>> Begin INPUT MATERIAL

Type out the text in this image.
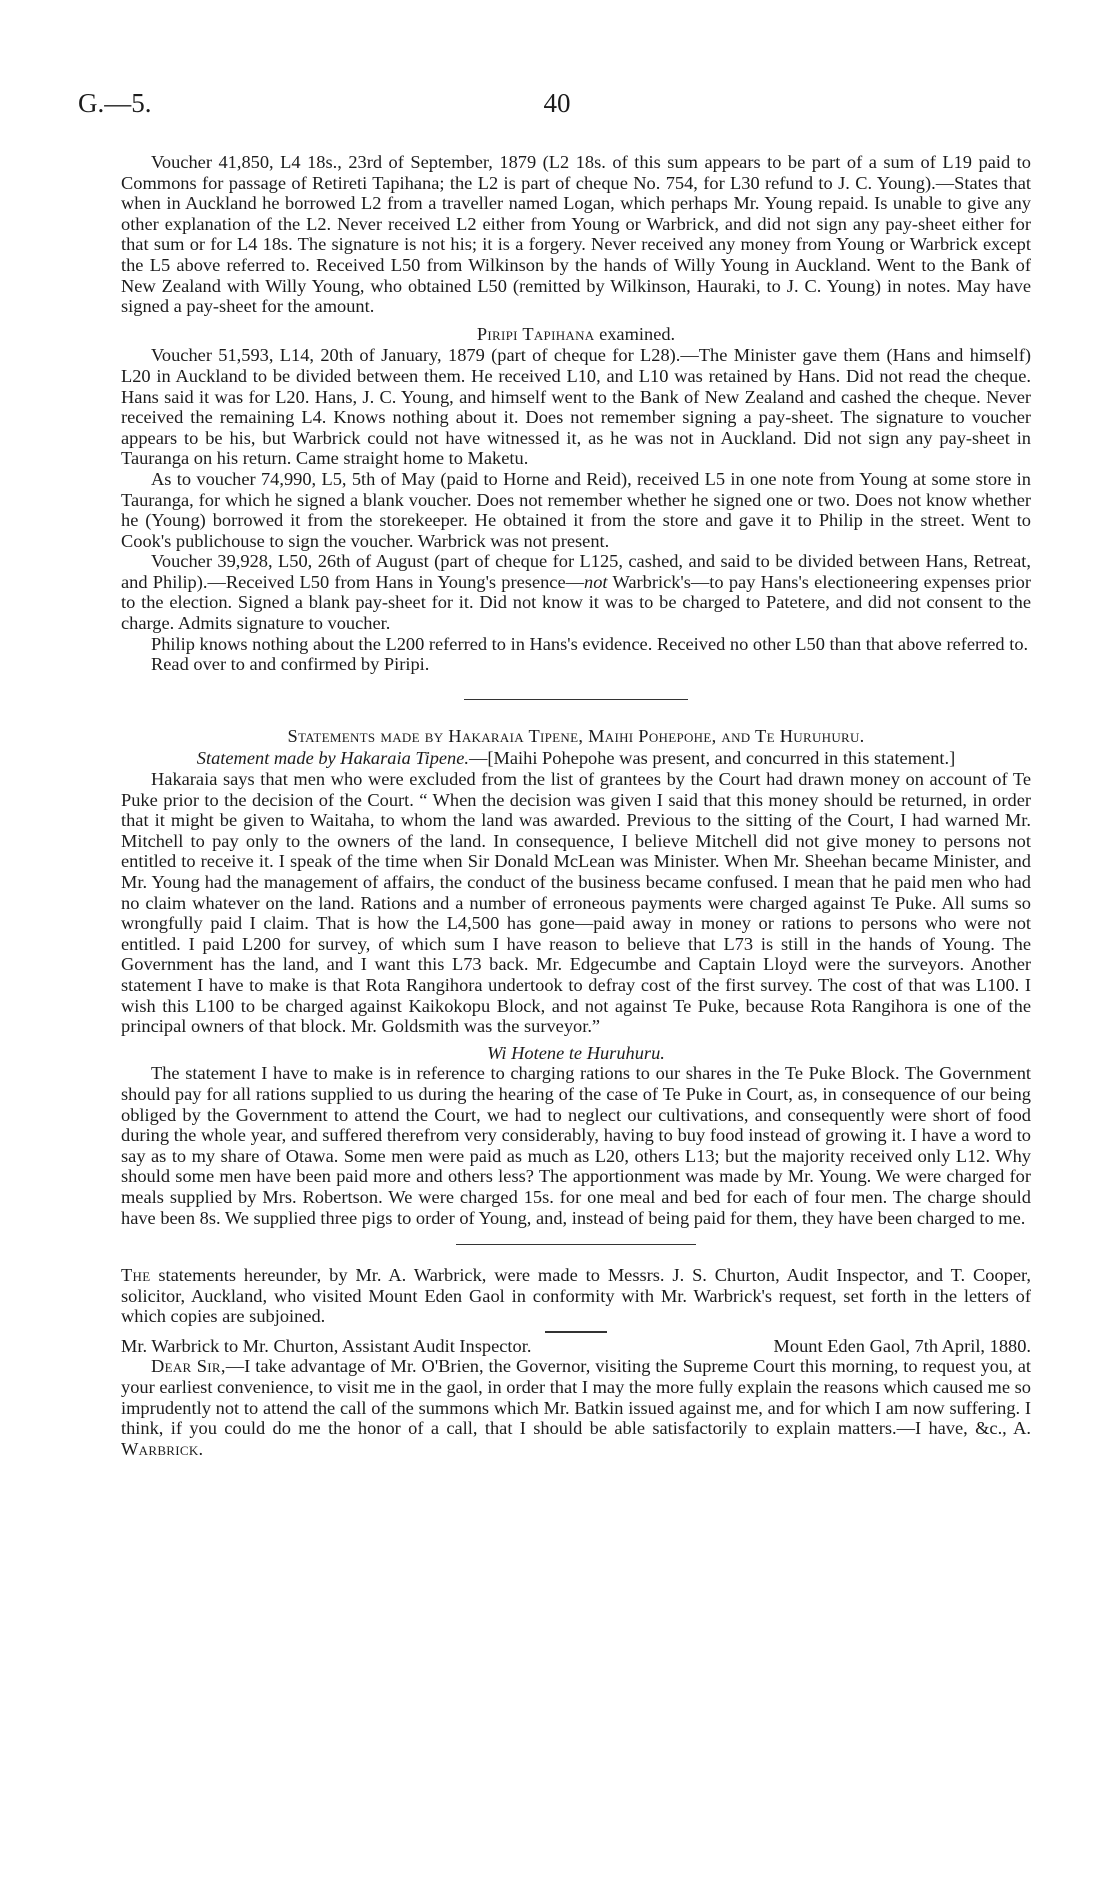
G.—5.	40

Voucher 41,850, L4 18s., 23rd of September, 1879 (L2 18s. of this sum appears to be part of a sum of L19 paid to Commons for passage of Retireti Tapihana; the L2 is part of cheque No. 754, for L30 refund to J. C. Young).—States that when in Auckland he borrowed L2 from a traveller named Logan, which perhaps Mr. Young repaid. Is unable to give any other explanation of the L2. Never received L2 either from Young or Warbrick, and did not sign any pay-sheet either for that sum or for L4 18s. The signature is not his; it is a forgery. Never received any money from Young or Warbrick except the L5 above referred to. Received L50 from Wilkinson by the hands of Willy Young in Auckland. Went to the Bank of New Zealand with Willy Young, who obtained L50 (remitted by Wilkinson, Hauraki, to J. C. Young) in notes. May have signed a pay-sheet for the amount.

Piripi Tapihana examined.

Voucher 51,593, L14, 20th of January, 1879 (part of cheque for L28).—The Minister gave them (Hans and himself) L20 in Auckland to be divided between them. He received L10, and L10 was retained by Hans. Did not read the cheque. Hans said it was for L20. Hans, J. C. Young, and himself went to the Bank of New Zealand and cashed the cheque. Never received the remaining L4. Knows nothing about it. Does not remember signing a pay-sheet. The signature to voucher appears to be his, but Warbrick could not have witnessed it, as he was not in Auckland. Did not sign any pay-sheet in Tauranga on his return. Came straight home to Maketu.

As to voucher 74,990, L5, 5th of May (paid to Horne and Reid), received L5 in one note from Young at some store in Tauranga, for which he signed a blank voucher. Does not remember whether he signed one or two. Does not know whether he (Young) borrowed it from the storekeeper. He obtained it from the store and gave it to Philip in the street. Went to Cook's publichouse to sign the voucher. Warbrick was not present.

Voucher 39,928, L50, 26th of August (part of cheque for L125, cashed, and said to be divided between Hans, Retreat, and Philip).—Received L50 from Hans in Young's presence—not Warbrick's—to pay Hans's electioneering expenses prior to the election. Signed a blank pay-sheet for it. Did not know it was to be charged to Patetere, and did not consent to the charge. Admits signature to voucher.

Philip knows nothing about the L200 referred to in Hans's evidence. Received no other L50 than that above referred to.

Read over to and confirmed by Piripi.

Statements made by Hakaraia Tipene, Maihi Pohepohe, and Te Huruhuru.

Statement made by Hakaraia Tipene.—[Maihi Pohepohe was present, and concurred in this statement.]

Hakaraia says that men who were excluded from the list of grantees by the Court had drawn money on account of Te Puke prior to the decision of the Court. “ When the decision was given I said that this money should be returned, in order that it might be given to Waitaha, to whom the land was awarded. Previous to the sitting of the Court, I had warned Mr. Mitchell to pay only to the owners of the land. In consequence, I believe Mitchell did not give money to persons not entitled to receive it. I speak of the time when Sir Donald McLean was Minister. When Mr. Sheehan became Minister, and Mr. Young had the management of affairs, the conduct of the business became confused. I mean that he paid men who had no claim whatever on the land. Rations and a number of erroneous payments were charged against Te Puke. All sums so wrongfully paid I claim. That is how the L4,500 has gone—paid away in money or rations to persons who were not entitled. I paid L200 for survey, of which sum I have reason to believe that L73 is still in the hands of Young. The Government has the land, and I want this L73 back. Mr. Edgecumbe and Captain Lloyd were the surveyors. Another statement I have to make is that Rota Rangihora undertook to defray cost of the first survey. The cost of that was L100. I wish this L100 to be charged against Kaikokopu Block, and not against Te Puke, because Rota Rangihora is one of the principal owners of that block. Mr. Goldsmith was the surveyor.”

Wi Hotene te Huruhuru.

The statement I have to make is in reference to charging rations to our shares in the Te Puke Block. The Government should pay for all rations supplied to us during the hearing of the case of Te Puke in Court, as, in consequence of our being obliged by the Government to attend the Court, we had to neglect our cultivations, and consequently were short of food during the whole year, and suffered therefrom very considerably, having to buy food instead of growing it. I have a word to say as to my share of Otawa. Some men were paid as much as L20, others L13; but the majority received only L12. Why should some men have been paid more and others less? The apportionment was made by Mr. Young. We were charged for meals supplied by Mrs. Robertson. We were charged 15s. for one meal and bed for each of four men. The charge should have been 8s. We supplied three pigs to order of Young, and, instead of being paid for them, they have been charged to me.

The statements hereunder, by Mr. A. Warbrick, were made to Messrs. J. S. Churton, Audit Inspector, and T. Cooper, solicitor, Auckland, who visited Mount Eden Gaol in conformity with Mr. Warbrick's request, set forth in the letters of which copies are subjoined.

Mr. Warbrick to Mr. Churton, Assistant Audit Inspector.	Mount Eden Gaol, 7th April, 1880.

Dear Sir,—I take advantage of Mr. O'Brien, the Governor, visiting the Supreme Court this morning, to request you, at your earliest convenience, to visit me in the gaol, in order that I may the more fully explain the reasons which caused me so imprudently not to attend the call of the summons which Mr. Batkin issued against me, and for which I am now suffering. I think, if you could do me the honor of a call, that I should be able satisfactorily to explain matters.—I have, &c., A. Warbrick.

>> End INPUT MATERIAL

TASK REQUIREMENTS: Look above for lines with the word "Piripi" and copy them all.

OUTPUT BELOW:
Piripi Tapihana examined.
Read over to and confirmed by Piripi.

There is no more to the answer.